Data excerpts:

----------------------------------------

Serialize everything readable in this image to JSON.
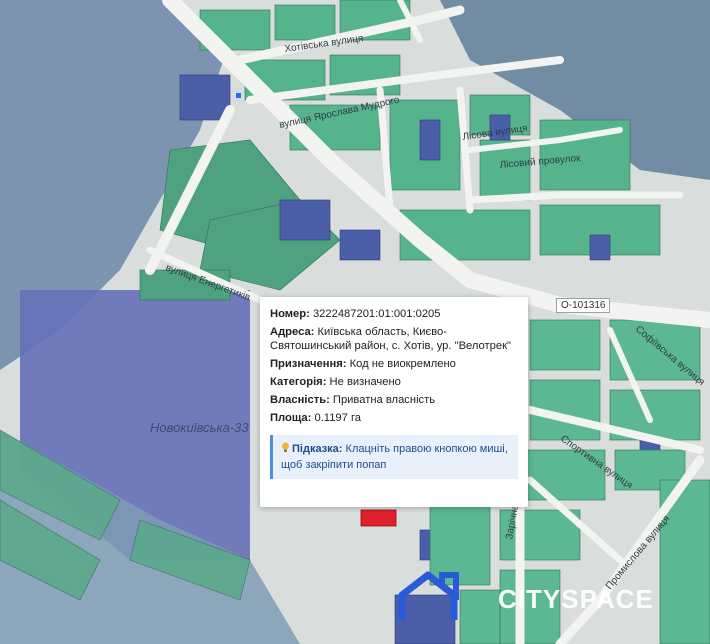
{
  "map": {
    "streets": [
      "Хотівська вулиця",
      "вулиця Ярослава Мудрого",
      "Лісова вулиця",
      "Лісовий провулок",
      "вулиця Енергетиків",
      "Спортивна вулиця",
      "Софіївська вулиця",
      "Промислова вулиця",
      "Зарічна"
    ],
    "district_label": "Новокиївська-33",
    "road_code": "О-101316",
    "brand": "CITYSPACE",
    "colors": {
      "parcel_green": "#4fae82",
      "parcel_blue": "#5066b0",
      "selected_parcel": "#e0202a",
      "road": "#f3f4f2"
    }
  },
  "popup": {
    "number_label": "Номер:",
    "number_value": "3222487201:01:001:0205",
    "address_label": "Адреса:",
    "address_value": "Київська область, Києво-Святошинський район, с. Хотів, ур. \"Велотрек\"",
    "purpose_label": "Призначення:",
    "purpose_value": "Код не виокремлено",
    "category_label": "Категорія:",
    "category_value": "Не визначено",
    "ownership_label": "Власність:",
    "ownership_value": "Приватна власність",
    "area_label": "Площа:",
    "area_value": "0.1197 га",
    "hint_label": "Підказка:",
    "hint_text": "Клацніть правою кнопкою миші, щоб закріпити попап",
    "hint_icon": "lightbulb-icon"
  }
}
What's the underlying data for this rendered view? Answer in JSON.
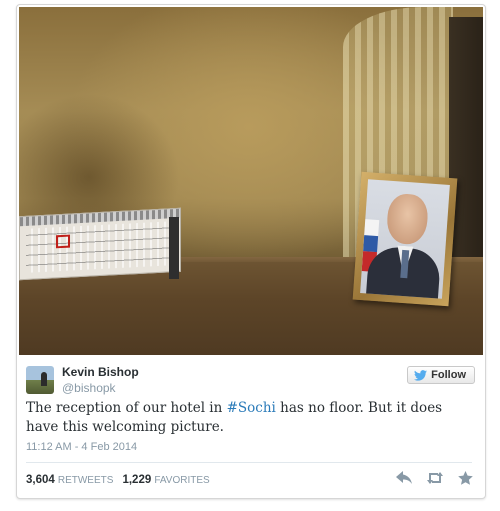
{
  "tweet": {
    "author_name": "Kevin Bishop",
    "author_handle": "@bishopk",
    "follow_label": "Follow",
    "text_before": "The reception of our hotel in ",
    "hashtag": "#Sochi",
    "text_after": " has no floor. But it does have this welcoming picture.",
    "timestamp": "11:12 AM - 4 Feb 2014",
    "retweets_count": "3,604",
    "retweets_label": "RETWEETS",
    "favorites_count": "1,229",
    "favorites_label": "FAVORITES"
  },
  "icons": {
    "follow": "twitter-bird-icon",
    "reply": "reply-icon",
    "retweet": "retweet-icon",
    "favorite": "star-icon"
  },
  "colors": {
    "hashtag": "#2b7bb9",
    "twitter_blue": "#55acee",
    "text": "#292f33",
    "muted": "#8899a6"
  }
}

----------------------------------------

Look through the listing and extract every line with "JSON" in it.

--- Task solution ---
Serialize everything readable in this image to JSON.
What's the underlying data for this rendered view? Answer in JSON.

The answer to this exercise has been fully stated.